-- BEGIN Available records --
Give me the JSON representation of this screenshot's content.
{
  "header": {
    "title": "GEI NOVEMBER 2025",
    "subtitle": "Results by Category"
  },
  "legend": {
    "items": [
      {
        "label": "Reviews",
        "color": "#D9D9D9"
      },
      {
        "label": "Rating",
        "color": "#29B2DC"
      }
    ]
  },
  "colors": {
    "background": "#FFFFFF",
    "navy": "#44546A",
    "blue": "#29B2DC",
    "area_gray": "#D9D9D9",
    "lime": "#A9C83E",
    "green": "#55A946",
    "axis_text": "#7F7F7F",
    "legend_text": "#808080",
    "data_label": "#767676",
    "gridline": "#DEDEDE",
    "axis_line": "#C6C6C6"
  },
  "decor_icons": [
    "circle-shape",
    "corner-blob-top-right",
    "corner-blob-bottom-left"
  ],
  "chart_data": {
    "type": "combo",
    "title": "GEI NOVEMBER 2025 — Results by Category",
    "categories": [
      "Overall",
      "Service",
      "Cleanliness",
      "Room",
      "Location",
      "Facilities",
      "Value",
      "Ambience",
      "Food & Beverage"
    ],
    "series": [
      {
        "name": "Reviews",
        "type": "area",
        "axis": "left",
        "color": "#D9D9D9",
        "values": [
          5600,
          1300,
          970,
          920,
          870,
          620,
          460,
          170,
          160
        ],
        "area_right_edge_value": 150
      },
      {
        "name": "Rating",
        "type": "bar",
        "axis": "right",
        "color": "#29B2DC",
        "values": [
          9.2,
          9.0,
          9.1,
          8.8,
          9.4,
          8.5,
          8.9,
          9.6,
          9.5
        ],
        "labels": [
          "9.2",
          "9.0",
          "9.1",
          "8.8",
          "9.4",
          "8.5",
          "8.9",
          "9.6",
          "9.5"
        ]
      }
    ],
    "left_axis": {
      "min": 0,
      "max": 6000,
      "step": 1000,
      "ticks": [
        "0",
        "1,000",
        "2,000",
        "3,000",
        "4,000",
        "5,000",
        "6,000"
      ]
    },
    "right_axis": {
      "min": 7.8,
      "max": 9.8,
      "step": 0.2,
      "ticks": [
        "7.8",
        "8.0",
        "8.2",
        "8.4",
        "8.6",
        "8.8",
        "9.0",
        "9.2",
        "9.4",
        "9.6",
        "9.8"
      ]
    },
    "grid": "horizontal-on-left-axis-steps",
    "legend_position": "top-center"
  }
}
-- END Available records --
*Your objective*: Repeat each entry word for word.

*Problem solution*:
Give me the JSON representation of this screenshot's content.
{
  "header": {
    "title": "GEI NOVEMBER 2025",
    "subtitle": "Results by Category"
  },
  "legend": {
    "items": [
      {
        "label": "Reviews",
        "color": "#D9D9D9"
      },
      {
        "label": "Rating",
        "color": "#29B2DC"
      }
    ]
  },
  "colors": {
    "background": "#FFFFFF",
    "navy": "#44546A",
    "blue": "#29B2DC",
    "area_gray": "#D9D9D9",
    "lime": "#A9C83E",
    "green": "#55A946",
    "axis_text": "#7F7F7F",
    "legend_text": "#808080",
    "data_label": "#767676",
    "gridline": "#DEDEDE",
    "axis_line": "#C6C6C6"
  },
  "decor_icons": [
    "circle-shape",
    "corner-blob-top-right",
    "corner-blob-bottom-left"
  ],
  "chart_data": {
    "type": "combo",
    "title": "GEI NOVEMBER 2025 — Results by Category",
    "categories": [
      "Overall",
      "Service",
      "Cleanliness",
      "Room",
      "Location",
      "Facilities",
      "Value",
      "Ambience",
      "Food & Beverage"
    ],
    "series": [
      {
        "name": "Reviews",
        "type": "area",
        "axis": "left",
        "color": "#D9D9D9",
        "values": [
          5600,
          1300,
          970,
          920,
          870,
          620,
          460,
          170,
          160
        ],
        "area_right_edge_value": 150
      },
      {
        "name": "Rating",
        "type": "bar",
        "axis": "right",
        "color": "#29B2DC",
        "values": [
          9.2,
          9.0,
          9.1,
          8.8,
          9.4,
          8.5,
          8.9,
          9.6,
          9.5
        ],
        "labels": [
          "9.2",
          "9.0",
          "9.1",
          "8.8",
          "9.4",
          "8.5",
          "8.9",
          "9.6",
          "9.5"
        ]
      }
    ],
    "left_axis": {
      "min": 0,
      "max": 6000,
      "step": 1000,
      "ticks": [
        "0",
        "1,000",
        "2,000",
        "3,000",
        "4,000",
        "5,000",
        "6,000"
      ]
    },
    "right_axis": {
      "min": 7.8,
      "max": 9.8,
      "step": 0.2,
      "ticks": [
        "7.8",
        "8.0",
        "8.2",
        "8.4",
        "8.6",
        "8.8",
        "9.0",
        "9.2",
        "9.4",
        "9.6",
        "9.8"
      ]
    },
    "grid": "horizontal-on-left-axis-steps",
    "legend_position": "top-center"
  }
}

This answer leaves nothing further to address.